> [Required task] Give a count of the lines below that have the string "abuse" in them, with no other words.

(Stored items from a collection)
--------------------------------------------------

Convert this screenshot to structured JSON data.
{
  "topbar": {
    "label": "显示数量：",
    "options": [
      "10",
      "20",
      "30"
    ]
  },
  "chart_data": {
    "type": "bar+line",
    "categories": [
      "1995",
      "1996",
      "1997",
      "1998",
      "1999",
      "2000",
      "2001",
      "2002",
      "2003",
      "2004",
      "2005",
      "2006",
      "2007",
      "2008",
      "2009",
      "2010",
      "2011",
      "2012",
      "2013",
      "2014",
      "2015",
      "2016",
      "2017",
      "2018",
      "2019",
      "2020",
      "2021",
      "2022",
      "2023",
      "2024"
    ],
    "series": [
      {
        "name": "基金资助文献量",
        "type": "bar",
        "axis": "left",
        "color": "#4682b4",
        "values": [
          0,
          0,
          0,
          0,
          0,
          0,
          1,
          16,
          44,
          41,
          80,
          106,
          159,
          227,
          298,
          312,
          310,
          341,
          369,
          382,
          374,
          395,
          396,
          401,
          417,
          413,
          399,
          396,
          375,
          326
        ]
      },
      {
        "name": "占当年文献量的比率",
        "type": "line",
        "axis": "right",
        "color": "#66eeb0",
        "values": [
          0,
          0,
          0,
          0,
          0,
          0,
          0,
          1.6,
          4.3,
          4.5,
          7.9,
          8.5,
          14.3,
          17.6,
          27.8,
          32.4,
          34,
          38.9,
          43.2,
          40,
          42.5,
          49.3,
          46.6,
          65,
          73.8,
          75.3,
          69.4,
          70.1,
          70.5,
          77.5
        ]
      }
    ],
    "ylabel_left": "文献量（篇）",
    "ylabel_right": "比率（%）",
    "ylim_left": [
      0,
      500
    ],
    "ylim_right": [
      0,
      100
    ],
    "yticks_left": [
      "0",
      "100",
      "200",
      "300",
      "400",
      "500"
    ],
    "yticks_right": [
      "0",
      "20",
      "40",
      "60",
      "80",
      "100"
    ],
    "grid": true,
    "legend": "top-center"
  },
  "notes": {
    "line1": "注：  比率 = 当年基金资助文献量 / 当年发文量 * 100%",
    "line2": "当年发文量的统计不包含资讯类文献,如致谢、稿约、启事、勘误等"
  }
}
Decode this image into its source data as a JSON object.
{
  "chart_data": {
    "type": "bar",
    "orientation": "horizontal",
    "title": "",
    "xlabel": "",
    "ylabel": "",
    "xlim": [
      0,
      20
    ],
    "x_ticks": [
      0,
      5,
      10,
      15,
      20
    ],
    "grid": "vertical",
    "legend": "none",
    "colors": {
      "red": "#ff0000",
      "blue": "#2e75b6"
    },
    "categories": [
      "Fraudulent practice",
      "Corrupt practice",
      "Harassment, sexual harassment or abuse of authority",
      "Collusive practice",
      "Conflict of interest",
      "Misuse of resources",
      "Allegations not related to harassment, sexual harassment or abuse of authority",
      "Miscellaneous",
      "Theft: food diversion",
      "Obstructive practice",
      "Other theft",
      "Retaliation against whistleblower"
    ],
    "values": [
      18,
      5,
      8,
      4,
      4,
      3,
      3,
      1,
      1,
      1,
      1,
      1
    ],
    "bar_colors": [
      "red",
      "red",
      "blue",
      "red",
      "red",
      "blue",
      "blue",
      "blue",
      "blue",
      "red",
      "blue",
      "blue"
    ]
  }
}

--------------------------------------------------

> [Reply to the exercise] 2